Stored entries
= = = = = = =
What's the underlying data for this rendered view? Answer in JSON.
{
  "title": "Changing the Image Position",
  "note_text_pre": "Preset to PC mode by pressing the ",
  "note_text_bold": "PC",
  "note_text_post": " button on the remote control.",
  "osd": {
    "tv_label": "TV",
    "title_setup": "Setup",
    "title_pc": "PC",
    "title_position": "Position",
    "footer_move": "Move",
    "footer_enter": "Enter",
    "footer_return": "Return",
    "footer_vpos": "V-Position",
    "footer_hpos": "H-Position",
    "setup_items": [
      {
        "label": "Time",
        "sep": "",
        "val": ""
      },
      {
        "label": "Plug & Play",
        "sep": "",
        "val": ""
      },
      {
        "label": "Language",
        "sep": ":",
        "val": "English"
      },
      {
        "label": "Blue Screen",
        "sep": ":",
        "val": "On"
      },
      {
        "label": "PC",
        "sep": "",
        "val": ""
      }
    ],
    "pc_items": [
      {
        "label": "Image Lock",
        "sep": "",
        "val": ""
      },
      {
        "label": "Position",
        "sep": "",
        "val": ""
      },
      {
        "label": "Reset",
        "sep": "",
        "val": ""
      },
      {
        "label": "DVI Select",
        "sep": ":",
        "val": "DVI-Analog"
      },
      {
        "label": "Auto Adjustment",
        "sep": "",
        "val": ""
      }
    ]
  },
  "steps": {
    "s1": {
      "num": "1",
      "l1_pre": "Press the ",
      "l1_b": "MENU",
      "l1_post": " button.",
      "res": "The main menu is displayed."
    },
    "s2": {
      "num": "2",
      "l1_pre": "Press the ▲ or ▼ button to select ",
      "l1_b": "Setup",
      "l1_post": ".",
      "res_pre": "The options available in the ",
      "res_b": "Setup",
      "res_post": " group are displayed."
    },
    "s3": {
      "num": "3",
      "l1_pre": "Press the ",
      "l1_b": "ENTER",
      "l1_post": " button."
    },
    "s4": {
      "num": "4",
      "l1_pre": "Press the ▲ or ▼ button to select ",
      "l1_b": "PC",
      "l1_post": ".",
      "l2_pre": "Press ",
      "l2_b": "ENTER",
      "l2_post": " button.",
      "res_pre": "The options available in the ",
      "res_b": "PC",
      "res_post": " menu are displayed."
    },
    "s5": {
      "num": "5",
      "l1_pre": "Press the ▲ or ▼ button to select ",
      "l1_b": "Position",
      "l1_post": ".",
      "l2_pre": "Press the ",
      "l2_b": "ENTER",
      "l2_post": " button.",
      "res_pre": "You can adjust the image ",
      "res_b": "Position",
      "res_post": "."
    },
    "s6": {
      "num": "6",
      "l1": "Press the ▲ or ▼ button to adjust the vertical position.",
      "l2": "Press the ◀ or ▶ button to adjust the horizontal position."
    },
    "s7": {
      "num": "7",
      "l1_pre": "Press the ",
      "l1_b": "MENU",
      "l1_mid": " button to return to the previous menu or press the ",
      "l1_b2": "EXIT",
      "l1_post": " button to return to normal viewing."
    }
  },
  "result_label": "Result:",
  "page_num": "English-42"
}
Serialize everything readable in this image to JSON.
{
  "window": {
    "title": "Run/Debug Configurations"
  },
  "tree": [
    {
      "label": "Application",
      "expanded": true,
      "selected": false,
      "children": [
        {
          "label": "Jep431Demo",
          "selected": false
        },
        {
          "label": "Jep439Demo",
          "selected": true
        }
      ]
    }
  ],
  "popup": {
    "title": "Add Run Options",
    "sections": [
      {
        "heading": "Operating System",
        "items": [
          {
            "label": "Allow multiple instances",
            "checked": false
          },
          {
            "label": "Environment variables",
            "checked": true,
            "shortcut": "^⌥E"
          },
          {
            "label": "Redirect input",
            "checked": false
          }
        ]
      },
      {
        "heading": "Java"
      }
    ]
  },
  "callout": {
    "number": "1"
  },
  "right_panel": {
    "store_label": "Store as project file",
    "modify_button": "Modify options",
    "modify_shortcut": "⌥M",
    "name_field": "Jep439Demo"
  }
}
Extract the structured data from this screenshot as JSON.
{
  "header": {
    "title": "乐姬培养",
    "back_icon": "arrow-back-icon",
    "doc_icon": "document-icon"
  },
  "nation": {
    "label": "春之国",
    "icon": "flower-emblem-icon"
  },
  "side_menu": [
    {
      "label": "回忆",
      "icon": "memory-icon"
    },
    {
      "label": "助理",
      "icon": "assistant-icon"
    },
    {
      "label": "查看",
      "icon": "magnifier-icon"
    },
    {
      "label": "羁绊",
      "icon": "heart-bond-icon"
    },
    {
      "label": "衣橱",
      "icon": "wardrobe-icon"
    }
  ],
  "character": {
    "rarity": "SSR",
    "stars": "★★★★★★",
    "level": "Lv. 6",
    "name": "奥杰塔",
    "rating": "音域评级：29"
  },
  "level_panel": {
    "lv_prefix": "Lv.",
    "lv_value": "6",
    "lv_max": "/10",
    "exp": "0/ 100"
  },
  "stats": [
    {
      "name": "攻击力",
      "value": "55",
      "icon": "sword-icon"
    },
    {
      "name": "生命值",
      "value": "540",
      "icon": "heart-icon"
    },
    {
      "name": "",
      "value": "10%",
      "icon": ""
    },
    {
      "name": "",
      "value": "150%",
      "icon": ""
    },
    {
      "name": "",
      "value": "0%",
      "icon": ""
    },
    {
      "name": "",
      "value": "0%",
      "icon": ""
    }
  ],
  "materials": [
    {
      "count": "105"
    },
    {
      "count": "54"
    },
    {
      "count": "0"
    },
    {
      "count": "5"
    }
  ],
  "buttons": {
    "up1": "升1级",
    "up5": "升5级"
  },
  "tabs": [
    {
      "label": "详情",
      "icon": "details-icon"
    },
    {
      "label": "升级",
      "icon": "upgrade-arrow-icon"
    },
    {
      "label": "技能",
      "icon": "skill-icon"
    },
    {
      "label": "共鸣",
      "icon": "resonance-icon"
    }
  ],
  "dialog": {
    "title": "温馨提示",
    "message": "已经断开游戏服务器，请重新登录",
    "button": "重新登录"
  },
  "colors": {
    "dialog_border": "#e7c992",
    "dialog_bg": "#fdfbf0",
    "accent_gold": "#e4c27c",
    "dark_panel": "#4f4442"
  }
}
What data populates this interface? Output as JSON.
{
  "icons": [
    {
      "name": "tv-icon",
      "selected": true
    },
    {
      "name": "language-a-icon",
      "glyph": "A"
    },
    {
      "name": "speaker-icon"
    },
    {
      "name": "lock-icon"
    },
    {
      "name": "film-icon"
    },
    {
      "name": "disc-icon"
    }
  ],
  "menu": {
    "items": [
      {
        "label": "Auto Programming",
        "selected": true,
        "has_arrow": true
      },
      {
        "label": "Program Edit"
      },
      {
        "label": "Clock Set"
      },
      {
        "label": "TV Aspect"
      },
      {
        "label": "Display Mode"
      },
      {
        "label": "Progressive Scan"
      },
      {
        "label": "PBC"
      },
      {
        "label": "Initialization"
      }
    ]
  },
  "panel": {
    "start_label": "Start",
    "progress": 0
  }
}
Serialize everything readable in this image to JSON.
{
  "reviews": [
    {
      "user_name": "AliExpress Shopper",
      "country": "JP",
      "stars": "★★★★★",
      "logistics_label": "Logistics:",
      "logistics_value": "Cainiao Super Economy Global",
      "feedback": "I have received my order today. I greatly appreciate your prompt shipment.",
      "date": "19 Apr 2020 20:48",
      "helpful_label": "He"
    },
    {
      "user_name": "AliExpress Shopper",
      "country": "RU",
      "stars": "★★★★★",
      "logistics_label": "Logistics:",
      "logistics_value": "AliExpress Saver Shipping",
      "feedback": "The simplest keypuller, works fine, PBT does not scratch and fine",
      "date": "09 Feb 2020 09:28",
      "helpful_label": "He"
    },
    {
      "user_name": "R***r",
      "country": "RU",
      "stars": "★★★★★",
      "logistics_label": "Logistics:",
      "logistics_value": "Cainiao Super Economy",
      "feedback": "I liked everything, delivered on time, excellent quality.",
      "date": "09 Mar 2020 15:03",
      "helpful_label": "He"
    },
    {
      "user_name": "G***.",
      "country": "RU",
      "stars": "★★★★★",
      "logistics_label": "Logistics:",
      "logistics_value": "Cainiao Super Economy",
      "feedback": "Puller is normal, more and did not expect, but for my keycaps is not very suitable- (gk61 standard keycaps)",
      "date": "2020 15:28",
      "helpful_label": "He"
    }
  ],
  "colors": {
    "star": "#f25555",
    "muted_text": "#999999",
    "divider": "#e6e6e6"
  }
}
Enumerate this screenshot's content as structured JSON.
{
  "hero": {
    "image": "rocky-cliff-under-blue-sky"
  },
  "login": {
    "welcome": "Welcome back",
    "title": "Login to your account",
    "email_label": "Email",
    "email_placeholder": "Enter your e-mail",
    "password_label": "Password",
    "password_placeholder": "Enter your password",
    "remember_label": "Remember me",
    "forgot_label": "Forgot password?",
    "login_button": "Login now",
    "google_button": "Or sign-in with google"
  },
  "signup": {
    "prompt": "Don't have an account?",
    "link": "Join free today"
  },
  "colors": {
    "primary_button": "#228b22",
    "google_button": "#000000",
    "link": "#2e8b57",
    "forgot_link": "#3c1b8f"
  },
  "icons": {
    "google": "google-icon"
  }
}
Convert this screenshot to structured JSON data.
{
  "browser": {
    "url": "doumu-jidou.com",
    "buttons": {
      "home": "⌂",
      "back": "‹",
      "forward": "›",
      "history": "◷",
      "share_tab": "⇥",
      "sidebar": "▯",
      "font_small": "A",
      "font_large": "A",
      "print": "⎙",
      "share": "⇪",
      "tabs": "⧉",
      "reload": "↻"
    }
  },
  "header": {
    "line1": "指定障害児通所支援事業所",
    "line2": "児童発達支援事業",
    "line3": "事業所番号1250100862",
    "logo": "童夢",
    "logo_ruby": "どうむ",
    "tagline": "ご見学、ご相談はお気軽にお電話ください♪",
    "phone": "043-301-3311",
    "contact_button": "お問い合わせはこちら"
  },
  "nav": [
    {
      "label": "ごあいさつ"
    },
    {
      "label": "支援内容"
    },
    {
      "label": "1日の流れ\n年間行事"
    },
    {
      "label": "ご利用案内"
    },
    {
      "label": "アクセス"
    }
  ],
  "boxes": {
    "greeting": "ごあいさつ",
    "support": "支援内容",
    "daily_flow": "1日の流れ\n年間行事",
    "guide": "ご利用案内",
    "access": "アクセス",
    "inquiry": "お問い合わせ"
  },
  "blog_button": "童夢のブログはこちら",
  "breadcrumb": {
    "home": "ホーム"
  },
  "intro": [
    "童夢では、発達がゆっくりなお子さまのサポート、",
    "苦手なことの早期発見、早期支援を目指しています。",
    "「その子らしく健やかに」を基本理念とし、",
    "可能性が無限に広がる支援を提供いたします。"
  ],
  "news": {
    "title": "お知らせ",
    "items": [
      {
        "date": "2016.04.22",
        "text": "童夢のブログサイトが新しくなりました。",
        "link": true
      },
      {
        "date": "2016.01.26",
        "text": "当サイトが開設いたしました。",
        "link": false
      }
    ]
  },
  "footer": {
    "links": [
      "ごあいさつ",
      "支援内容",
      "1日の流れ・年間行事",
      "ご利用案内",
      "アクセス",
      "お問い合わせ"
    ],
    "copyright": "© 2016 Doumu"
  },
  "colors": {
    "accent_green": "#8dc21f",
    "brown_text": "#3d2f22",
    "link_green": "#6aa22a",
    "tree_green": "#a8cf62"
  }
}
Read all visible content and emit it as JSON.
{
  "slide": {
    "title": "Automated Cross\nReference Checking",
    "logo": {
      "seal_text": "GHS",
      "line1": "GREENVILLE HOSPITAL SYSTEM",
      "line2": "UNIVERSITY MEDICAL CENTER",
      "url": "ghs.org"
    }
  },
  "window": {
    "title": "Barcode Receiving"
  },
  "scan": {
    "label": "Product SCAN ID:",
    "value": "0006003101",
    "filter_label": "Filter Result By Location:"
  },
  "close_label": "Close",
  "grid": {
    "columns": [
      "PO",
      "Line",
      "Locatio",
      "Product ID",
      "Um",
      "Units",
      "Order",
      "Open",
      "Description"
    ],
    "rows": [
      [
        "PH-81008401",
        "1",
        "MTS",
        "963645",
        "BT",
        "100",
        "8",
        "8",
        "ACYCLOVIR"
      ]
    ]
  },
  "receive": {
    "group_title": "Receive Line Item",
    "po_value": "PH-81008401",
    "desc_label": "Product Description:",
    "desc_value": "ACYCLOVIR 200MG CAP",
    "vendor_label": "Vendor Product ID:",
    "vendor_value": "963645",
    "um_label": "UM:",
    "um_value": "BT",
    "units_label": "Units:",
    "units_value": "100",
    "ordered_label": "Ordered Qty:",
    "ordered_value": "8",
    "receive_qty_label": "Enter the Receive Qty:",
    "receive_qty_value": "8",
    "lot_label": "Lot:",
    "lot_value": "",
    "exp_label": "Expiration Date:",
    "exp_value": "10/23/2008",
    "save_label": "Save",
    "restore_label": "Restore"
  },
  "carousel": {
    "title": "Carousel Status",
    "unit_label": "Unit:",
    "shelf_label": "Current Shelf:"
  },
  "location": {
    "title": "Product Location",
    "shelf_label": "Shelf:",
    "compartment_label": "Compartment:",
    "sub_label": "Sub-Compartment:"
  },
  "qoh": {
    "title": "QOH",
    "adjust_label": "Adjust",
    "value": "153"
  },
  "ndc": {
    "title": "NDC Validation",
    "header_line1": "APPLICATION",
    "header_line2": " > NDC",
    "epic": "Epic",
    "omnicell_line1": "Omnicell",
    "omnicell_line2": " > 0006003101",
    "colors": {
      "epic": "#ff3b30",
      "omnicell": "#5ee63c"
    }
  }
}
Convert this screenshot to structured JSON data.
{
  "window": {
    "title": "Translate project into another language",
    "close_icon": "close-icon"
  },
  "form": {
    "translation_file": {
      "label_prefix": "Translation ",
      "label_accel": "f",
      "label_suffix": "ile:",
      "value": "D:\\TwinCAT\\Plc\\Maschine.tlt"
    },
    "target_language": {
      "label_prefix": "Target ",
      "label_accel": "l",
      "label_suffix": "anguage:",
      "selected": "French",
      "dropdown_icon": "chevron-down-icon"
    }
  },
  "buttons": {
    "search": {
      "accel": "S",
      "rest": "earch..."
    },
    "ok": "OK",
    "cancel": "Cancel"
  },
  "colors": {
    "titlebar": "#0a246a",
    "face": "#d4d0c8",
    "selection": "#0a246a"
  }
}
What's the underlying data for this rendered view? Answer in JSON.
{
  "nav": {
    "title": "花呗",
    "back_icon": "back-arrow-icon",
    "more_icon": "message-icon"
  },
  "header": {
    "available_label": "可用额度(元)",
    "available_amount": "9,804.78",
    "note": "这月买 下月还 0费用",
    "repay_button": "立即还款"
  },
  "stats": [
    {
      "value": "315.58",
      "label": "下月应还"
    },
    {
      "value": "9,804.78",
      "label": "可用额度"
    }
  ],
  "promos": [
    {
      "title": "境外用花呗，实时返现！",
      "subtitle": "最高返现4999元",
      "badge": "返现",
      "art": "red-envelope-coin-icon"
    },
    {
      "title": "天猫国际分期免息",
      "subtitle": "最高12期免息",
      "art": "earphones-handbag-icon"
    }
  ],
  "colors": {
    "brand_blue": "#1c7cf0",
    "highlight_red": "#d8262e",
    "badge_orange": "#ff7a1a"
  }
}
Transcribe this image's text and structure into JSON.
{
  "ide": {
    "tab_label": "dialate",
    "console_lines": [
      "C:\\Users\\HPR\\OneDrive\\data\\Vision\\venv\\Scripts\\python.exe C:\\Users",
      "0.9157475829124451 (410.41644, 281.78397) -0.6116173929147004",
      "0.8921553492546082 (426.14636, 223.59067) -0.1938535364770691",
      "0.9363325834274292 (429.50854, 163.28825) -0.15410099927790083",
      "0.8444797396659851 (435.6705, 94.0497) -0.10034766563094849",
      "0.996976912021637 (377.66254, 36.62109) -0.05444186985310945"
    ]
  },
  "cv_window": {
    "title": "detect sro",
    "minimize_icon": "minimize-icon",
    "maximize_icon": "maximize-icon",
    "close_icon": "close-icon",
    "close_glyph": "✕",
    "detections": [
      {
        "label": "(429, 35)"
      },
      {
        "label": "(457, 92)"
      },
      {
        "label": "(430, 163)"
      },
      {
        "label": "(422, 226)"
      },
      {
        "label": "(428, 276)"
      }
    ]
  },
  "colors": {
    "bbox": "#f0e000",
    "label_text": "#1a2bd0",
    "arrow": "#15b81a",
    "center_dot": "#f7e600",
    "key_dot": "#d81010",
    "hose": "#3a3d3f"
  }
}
= = = = = = =
▶ **Aim**
List all lines holding the string "this".

▶ **Task answer**
What's the underlying data for this rendered view? Answer in JSON.
Serialize everything readable in this image to JSON.
Extract the structured data from this screenshot as JSON.
What data populates this interface? Output as JSON.
Serialize everything readable in this image to JSON.
Enumerate this screenshot's content as structured JSON.
Convert this screenshot to structured JSON data.
Convert this screenshot to structured JSON data.
What's the underlying data for this rendered view? Answer in JSON.
Transcribe this image's text and structure into JSON.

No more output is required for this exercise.